>>>>

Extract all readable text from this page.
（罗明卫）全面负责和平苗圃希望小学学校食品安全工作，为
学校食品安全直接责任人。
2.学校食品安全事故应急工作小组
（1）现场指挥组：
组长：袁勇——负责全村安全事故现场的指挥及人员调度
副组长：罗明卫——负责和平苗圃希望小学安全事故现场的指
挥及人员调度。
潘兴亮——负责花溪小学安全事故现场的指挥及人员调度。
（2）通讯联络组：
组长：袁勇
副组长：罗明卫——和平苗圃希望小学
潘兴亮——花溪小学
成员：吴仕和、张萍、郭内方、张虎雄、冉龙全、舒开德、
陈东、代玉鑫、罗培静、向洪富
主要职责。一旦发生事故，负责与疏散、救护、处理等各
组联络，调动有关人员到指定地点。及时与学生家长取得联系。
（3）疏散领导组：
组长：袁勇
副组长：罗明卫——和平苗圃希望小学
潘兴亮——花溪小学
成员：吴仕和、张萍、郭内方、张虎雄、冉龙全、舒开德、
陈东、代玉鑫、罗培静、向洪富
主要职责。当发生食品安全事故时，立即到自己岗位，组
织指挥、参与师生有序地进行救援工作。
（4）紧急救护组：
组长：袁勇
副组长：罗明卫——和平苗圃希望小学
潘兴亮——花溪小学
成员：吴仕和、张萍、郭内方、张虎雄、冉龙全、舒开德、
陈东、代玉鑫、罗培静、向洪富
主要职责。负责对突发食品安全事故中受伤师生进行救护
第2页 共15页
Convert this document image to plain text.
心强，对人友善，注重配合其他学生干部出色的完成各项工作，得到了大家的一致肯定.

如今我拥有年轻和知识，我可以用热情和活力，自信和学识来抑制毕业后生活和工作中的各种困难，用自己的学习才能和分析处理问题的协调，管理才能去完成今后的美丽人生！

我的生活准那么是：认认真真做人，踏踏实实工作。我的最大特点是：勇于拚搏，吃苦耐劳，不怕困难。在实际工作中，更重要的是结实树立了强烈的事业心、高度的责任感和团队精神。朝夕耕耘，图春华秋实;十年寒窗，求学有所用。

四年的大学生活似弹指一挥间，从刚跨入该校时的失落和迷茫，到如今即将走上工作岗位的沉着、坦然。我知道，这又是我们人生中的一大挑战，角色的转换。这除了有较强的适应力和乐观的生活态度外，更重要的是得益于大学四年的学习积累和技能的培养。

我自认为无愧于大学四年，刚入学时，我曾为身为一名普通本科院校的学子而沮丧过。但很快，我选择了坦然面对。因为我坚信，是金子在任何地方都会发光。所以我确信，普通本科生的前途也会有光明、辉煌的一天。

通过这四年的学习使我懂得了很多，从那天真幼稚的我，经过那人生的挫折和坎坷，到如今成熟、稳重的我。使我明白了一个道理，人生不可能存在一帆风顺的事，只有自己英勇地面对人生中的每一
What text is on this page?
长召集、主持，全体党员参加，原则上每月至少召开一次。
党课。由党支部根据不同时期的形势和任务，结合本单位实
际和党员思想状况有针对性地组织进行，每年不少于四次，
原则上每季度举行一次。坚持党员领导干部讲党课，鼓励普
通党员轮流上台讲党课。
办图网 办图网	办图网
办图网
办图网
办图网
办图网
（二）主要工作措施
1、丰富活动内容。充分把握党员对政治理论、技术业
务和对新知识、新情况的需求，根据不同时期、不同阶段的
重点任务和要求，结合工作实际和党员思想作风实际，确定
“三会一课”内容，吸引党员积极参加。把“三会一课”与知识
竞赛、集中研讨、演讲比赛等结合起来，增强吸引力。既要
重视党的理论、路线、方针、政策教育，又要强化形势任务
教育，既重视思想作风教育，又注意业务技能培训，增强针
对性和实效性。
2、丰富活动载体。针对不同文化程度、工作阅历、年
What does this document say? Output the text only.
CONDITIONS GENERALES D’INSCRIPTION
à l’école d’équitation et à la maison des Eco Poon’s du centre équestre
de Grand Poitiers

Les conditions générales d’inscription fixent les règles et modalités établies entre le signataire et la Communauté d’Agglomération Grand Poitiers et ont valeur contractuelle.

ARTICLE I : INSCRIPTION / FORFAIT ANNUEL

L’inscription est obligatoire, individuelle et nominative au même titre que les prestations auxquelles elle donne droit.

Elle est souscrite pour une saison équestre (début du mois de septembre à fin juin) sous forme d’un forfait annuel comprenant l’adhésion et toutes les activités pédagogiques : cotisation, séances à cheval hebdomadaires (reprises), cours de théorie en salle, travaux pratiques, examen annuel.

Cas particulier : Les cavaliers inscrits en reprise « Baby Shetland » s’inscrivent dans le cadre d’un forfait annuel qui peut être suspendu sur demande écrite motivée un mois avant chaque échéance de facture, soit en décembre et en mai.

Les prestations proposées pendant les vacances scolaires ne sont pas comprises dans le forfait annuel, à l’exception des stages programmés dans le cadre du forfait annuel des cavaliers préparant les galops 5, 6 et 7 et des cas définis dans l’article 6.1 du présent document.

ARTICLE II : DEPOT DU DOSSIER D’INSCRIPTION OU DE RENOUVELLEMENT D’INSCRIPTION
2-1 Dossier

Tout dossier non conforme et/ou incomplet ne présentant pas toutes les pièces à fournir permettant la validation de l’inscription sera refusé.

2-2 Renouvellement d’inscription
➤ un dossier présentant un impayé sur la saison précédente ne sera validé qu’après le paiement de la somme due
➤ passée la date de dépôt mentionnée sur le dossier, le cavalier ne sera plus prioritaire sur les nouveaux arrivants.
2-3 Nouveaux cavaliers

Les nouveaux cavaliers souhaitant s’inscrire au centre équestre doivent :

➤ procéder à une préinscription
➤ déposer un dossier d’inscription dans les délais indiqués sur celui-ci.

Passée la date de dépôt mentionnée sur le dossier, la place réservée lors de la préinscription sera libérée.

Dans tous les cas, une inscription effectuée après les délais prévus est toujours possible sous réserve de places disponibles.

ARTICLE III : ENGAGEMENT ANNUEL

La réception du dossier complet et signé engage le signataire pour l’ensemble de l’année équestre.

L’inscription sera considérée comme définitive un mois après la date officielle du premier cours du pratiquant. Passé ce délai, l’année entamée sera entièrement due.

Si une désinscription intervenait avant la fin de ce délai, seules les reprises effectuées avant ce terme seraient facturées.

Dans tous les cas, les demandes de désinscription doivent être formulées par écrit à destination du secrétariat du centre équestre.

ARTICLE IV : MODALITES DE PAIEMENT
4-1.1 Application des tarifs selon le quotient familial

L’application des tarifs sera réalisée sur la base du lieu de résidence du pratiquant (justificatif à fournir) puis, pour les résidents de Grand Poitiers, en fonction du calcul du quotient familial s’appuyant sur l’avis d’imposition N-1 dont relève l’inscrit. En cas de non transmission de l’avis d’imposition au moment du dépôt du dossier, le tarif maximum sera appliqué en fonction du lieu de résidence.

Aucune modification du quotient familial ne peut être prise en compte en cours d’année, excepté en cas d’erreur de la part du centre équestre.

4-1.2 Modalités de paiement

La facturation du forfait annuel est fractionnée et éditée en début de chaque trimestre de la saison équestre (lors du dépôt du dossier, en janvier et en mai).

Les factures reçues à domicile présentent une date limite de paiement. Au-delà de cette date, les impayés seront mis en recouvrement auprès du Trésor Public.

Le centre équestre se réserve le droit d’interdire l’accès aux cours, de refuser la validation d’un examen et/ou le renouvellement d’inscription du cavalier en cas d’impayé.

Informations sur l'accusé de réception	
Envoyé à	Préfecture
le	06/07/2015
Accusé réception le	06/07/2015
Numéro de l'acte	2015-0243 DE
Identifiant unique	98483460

<<<<

Reproduce each entry exactly, leaving out nothing.

WRITTEN SOLUTION>
Extract all readable text from this page.
（罗明卫）全面负责和平苗圃希望小学学校食品安全工作，为
学校食品安全直接责任人。
2.学校食品安全事故应急工作小组
（1）现场指挥组：
组长：袁勇——负责全村安全事故现场的指挥及人员调度
副组长：罗明卫——负责和平苗圃希望小学安全事故现场的指
挥及人员调度。
潘兴亮——负责花溪小学安全事故现场的指挥及人员调度。
（2）通讯联络组：
组长：袁勇
副组长：罗明卫——和平苗圃希望小学
潘兴亮——花溪小学
成员：吴仕和、张萍、郭内方、张虎雄、冉龙全、舒开德、
陈东、代玉鑫、罗培静、向洪富
主要职责。一旦发生事故，负责与疏散、救护、处理等各
组联络，调动有关人员到指定地点。及时与学生家长取得联系。
（3）疏散领导组：
组长：袁勇
副组长：罗明卫——和平苗圃希望小学
潘兴亮——花溪小学
成员：吴仕和、张萍、郭内方、张虎雄、冉龙全、舒开德、
陈东、代玉鑫、罗培静、向洪富
主要职责。当发生食品安全事故时，立即到自己岗位，组
织指挥、参与师生有序地进行救援工作。
（4）紧急救护组：
组长：袁勇
副组长：罗明卫——和平苗圃希望小学
潘兴亮——花溪小学
成员：吴仕和、张萍、郭内方、张虎雄、冉龙全、舒开德、
陈东、代玉鑫、罗培静、向洪富
主要职责。负责对突发食品安全事故中受伤师生进行救护
第2页 共15页
Convert this document image to plain text.
心强，对人友善，注重配合其他学生干部出色的完成各项工作，得到了大家的一致肯定.

如今我拥有年轻和知识，我可以用热情和活力，自信和学识来抑制毕业后生活和工作中的各种困难，用自己的学习才能和分析处理问题的协调，管理才能去完成今后的美丽人生！

我的生活准那么是：认认真真做人，踏踏实实工作。我的最大特点是：勇于拚搏，吃苦耐劳，不怕困难。在实际工作中，更重要的是结实树立了强烈的事业心、高度的责任感和团队精神。朝夕耕耘，图春华秋实;十年寒窗，求学有所用。

四年的大学生活似弹指一挥间，从刚跨入该校时的失落和迷茫，到如今即将走上工作岗位的沉着、坦然。我知道，这又是我们人生中的一大挑战，角色的转换。这除了有较强的适应力和乐观的生活态度外，更重要的是得益于大学四年的学习积累和技能的培养。

我自认为无愧于大学四年，刚入学时，我曾为身为一名普通本科院校的学子而沮丧过。但很快，我选择了坦然面对。因为我坚信，是金子在任何地方都会发光。所以我确信，普通本科生的前途也会有光明、辉煌的一天。

通过这四年的学习使我懂得了很多，从那天真幼稚的我，经过那人生的挫折和坎坷，到如今成熟、稳重的我。使我明白了一个道理，人生不可能存在一帆风顺的事，只有自己英勇地面对人生中的每一
What text is on this page?
长召集、主持，全体党员参加，原则上每月至少召开一次。
党课。由党支部根据不同时期的形势和任务，结合本单位实
际和党员思想状况有针对性地组织进行，每年不少于四次，
原则上每季度举行一次。坚持党员领导干部讲党课，鼓励普
通党员轮流上台讲党课。
办图网 办图网	办图网
办图网
办图网
办图网
办图网
（二）主要工作措施
1、丰富活动内容。充分把握党员对政治理论、技术业
务和对新知识、新情况的需求，根据不同时期、不同阶段的
重点任务和要求，结合工作实际和党员思想作风实际，确定
“三会一课”内容，吸引党员积极参加。把“三会一课”与知识
竞赛、集中研讨、演讲比赛等结合起来，增强吸引力。既要
重视党的理论、路线、方针、政策教育，又要强化形势任务
教育，既重视思想作风教育，又注意业务技能培训，增强针
对性和实效性。
2、丰富活动载体。针对不同文化程度、工作阅历、年
What does this document say? Output the text only.
CONDITIONS GENERALES D’INSCRIPTION
à l’école d’équitation et à la maison des Eco Poon’s du centre équestre
de Grand Poitiers

Les conditions générales d’inscription fixent les règles et modalités établies entre le signataire et la Communauté d’Agglomération Grand Poitiers et ont valeur contractuelle.

ARTICLE I : INSCRIPTION / FORFAIT ANNUEL

L’inscription est obligatoire, individuelle et nominative au même titre que les prestations auxquelles elle donne droit.

Elle est souscrite pour une saison équestre (début du mois de septembre à fin juin) sous forme d’un forfait annuel comprenant l’adhésion et toutes les activités pédagogiques : cotisation, séances à cheval hebdomadaires (reprises), cours de théorie en salle, travaux pratiques, examen annuel.

Cas particulier : Les cavaliers inscrits en reprise « Baby Shetland » s’inscrivent dans le cadre d’un forfait annuel qui peut être suspendu sur demande écrite motivée un mois avant chaque échéance de facture, soit en décembre et en mai.

Les prestations proposées pendant les vacances scolaires ne sont pas comprises dans le forfait annuel, à l’exception des stages programmés dans le cadre du forfait annuel des cavaliers préparant les galops 5, 6 et 7 et des cas définis dans l’article 6.1 du présent document.

ARTICLE II : DEPOT DU DOSSIER D’INSCRIPTION OU DE RENOUVELLEMENT D’INSCRIPTION
2-1 Dossier

Tout dossier non conforme et/ou incomplet ne présentant pas toutes les pièces à fournir permettant la validation de l’inscription sera refusé.

2-2 Renouvellement d’inscription
➤ un dossier présentant un impayé sur la saison précédente ne sera validé qu’après le paiement de la somme due
➤ passée la date de dépôt mentionnée sur le dossier, le cavalier ne sera plus prioritaire sur les nouveaux arrivants.
2-3 Nouveaux cavaliers

Les nouveaux cavaliers souhaitant s’inscrire au centre équestre doivent :

➤ procéder à une préinscription
➤ déposer un dossier d’inscription dans les délais indiqués sur celui-ci.

Passée la date de dépôt mentionnée sur le dossier, la place réservée lors de la préinscription sera libérée.

Dans tous les cas, une inscription effectuée après les délais prévus est toujours possible sous réserve de places disponibles.

ARTICLE III : ENGAGEMENT ANNUEL

La réception du dossier complet et signé engage le signataire pour l’ensemble de l’année équestre.

L’inscription sera considérée comme définitive un mois après la date officielle du premier cours du pratiquant. Passé ce délai, l’année entamée sera entièrement due.

Si une désinscription intervenait avant la fin de ce délai, seules les reprises effectuées avant ce terme seraient facturées.

Dans tous les cas, les demandes de désinscription doivent être formulées par écrit à destination du secrétariat du centre équestre.

ARTICLE IV : MODALITES DE PAIEMENT
4-1.1 Application des tarifs selon le quotient familial

L’application des tarifs sera réalisée sur la base du lieu de résidence du pratiquant (justificatif à fournir) puis, pour les résidents de Grand Poitiers, en fonction du calcul du quotient familial s’appuyant sur l’avis d’imposition N-1 dont relève l’inscrit. En cas de non transmission de l’avis d’imposition au moment du dépôt du dossier, le tarif maximum sera appliqué en fonction du lieu de résidence.

Aucune modification du quotient familial ne peut être prise en compte en cours d’année, excepté en cas d’erreur de la part du centre équestre.

4-1.2 Modalités de paiement

La facturation du forfait annuel est fractionnée et éditée en début de chaque trimestre de la saison équestre (lors du dépôt du dossier, en janvier et en mai).

Les factures reçues à domicile présentent une date limite de paiement. Au-delà de cette date, les impayés seront mis en recouvrement auprès du Trésor Public.

Le centre équestre se réserve le droit d’interdire l’accès aux cours, de refuser la validation d’un examen et/ou le renouvellement d’inscription du cavalier en cas d’impayé.

Informations sur l'accusé de réception	
Envoyé à	Préfecture
le	06/07/2015
Accusé réception le	06/07/2015
Numéro de l'acte	2015-0243 DE
Identifiant unique	98483460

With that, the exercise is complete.